--- Begin Working data ---
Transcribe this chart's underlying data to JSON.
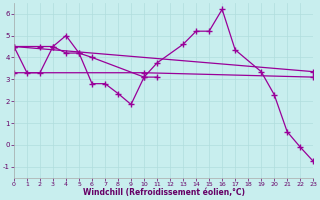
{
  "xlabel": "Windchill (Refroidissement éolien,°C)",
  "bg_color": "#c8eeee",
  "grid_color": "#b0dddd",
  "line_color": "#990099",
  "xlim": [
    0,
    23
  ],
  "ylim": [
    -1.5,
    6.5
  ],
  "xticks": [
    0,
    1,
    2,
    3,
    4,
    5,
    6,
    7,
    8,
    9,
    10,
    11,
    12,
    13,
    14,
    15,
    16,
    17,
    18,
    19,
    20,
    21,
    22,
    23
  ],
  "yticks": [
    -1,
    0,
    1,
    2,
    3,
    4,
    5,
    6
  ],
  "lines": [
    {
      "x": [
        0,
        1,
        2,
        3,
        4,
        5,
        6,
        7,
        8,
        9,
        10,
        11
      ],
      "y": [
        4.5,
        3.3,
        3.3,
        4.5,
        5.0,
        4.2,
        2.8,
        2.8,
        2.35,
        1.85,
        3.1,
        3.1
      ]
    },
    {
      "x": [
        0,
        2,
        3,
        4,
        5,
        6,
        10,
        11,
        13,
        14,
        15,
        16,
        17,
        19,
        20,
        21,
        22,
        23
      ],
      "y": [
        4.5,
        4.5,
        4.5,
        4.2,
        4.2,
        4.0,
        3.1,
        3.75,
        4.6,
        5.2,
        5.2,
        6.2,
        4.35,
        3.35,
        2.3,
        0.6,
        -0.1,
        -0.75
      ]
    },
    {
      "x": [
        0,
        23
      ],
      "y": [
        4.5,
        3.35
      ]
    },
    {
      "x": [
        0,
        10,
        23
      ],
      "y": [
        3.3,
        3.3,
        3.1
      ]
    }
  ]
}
--- End Working data ---
Exercise aim => With the pictures omitted, reproduce the records in full and exactly.

Written answer =>
Transcribe this chart's underlying data to JSON.
{
  "xlabel": "Windchill (Refroidissement éolien,°C)",
  "bg_color": "#c8eeee",
  "grid_color": "#b0dddd",
  "line_color": "#990099",
  "xlim": [
    0,
    23
  ],
  "ylim": [
    -1.5,
    6.5
  ],
  "xticks": [
    0,
    1,
    2,
    3,
    4,
    5,
    6,
    7,
    8,
    9,
    10,
    11,
    12,
    13,
    14,
    15,
    16,
    17,
    18,
    19,
    20,
    21,
    22,
    23
  ],
  "yticks": [
    -1,
    0,
    1,
    2,
    3,
    4,
    5,
    6
  ],
  "lines": [
    {
      "x": [
        0,
        1,
        2,
        3,
        4,
        5,
        6,
        7,
        8,
        9,
        10,
        11
      ],
      "y": [
        4.5,
        3.3,
        3.3,
        4.5,
        5.0,
        4.2,
        2.8,
        2.8,
        2.35,
        1.85,
        3.1,
        3.1
      ]
    },
    {
      "x": [
        0,
        2,
        3,
        4,
        5,
        6,
        10,
        11,
        13,
        14,
        15,
        16,
        17,
        19,
        20,
        21,
        22,
        23
      ],
      "y": [
        4.5,
        4.5,
        4.5,
        4.2,
        4.2,
        4.0,
        3.1,
        3.75,
        4.6,
        5.2,
        5.2,
        6.2,
        4.35,
        3.35,
        2.3,
        0.6,
        -0.1,
        -0.75
      ]
    },
    {
      "x": [
        0,
        23
      ],
      "y": [
        4.5,
        3.35
      ]
    },
    {
      "x": [
        0,
        10,
        23
      ],
      "y": [
        3.3,
        3.3,
        3.1
      ]
    }
  ]
}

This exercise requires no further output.